→ **GIVEN TASK**: Locate every line in the records below that contains the word "this", and copy each one.

→ **DATA SUPPLIED**:

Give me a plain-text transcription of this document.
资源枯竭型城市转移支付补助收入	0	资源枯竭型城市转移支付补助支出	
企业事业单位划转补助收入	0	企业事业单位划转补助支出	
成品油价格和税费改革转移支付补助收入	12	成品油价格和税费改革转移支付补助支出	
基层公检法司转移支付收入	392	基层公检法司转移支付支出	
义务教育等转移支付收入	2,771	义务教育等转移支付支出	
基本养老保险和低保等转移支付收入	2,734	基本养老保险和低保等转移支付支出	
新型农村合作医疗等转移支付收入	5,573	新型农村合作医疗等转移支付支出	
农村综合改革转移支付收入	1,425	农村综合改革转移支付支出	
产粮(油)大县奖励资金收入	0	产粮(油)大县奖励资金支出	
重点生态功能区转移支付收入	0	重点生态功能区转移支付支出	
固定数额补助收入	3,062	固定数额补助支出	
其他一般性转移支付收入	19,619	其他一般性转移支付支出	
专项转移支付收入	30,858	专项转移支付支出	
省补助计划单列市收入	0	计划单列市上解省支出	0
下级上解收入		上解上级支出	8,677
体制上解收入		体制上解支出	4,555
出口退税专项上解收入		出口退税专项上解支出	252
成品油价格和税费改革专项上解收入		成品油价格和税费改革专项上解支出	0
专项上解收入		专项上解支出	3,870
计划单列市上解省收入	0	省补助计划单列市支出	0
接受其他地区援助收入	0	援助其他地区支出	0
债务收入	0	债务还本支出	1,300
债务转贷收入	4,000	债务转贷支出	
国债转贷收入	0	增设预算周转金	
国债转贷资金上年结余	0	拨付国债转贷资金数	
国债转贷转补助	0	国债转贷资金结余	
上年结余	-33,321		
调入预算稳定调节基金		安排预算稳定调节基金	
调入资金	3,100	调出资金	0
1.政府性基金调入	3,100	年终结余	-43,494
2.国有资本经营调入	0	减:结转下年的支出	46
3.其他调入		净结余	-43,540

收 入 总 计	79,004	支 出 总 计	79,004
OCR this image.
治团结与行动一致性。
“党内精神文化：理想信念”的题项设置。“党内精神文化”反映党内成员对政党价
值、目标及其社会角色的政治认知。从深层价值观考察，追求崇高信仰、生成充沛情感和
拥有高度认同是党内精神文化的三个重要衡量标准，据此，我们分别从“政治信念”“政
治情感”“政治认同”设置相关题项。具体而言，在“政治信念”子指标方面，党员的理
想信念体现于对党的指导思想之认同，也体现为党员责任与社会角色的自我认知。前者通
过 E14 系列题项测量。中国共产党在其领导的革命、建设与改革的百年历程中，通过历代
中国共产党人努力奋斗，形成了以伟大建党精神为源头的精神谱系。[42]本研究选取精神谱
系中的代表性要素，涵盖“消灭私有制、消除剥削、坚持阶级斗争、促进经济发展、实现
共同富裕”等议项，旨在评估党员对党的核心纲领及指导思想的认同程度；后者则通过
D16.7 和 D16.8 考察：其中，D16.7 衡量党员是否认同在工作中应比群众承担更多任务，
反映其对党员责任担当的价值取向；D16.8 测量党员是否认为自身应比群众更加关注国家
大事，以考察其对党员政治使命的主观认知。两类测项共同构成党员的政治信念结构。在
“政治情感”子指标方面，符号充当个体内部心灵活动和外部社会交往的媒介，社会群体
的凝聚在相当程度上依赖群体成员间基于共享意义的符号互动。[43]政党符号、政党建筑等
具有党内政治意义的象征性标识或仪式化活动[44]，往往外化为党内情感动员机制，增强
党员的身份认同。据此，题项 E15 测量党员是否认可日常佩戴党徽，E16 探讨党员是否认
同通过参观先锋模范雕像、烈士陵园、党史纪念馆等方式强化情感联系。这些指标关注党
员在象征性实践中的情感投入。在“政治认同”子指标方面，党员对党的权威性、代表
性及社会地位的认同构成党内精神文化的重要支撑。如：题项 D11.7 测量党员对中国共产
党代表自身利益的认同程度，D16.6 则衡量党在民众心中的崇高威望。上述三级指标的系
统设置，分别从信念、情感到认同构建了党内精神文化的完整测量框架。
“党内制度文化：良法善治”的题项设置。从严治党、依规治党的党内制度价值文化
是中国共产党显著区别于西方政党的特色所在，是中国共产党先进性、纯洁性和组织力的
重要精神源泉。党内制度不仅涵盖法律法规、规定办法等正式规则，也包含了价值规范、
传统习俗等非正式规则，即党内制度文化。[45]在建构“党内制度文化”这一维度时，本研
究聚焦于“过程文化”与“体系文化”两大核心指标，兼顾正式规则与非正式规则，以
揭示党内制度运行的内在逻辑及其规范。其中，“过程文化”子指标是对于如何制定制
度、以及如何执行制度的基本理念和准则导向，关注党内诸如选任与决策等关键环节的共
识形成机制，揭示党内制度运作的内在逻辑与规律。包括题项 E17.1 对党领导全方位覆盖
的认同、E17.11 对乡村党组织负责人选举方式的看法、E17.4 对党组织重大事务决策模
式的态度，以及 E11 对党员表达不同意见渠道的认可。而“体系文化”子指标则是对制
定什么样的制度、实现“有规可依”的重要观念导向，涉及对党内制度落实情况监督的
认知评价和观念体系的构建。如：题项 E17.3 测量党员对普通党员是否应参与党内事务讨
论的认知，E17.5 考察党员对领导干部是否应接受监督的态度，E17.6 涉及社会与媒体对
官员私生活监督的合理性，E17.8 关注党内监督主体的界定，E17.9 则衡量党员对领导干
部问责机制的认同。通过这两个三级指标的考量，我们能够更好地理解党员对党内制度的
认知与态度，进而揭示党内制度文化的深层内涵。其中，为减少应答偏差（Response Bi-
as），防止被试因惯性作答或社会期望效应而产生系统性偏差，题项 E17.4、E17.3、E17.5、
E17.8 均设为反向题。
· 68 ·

→ **EXERCISE RESULT**:
Give me a plain-text transcription of this document.
OCR this image.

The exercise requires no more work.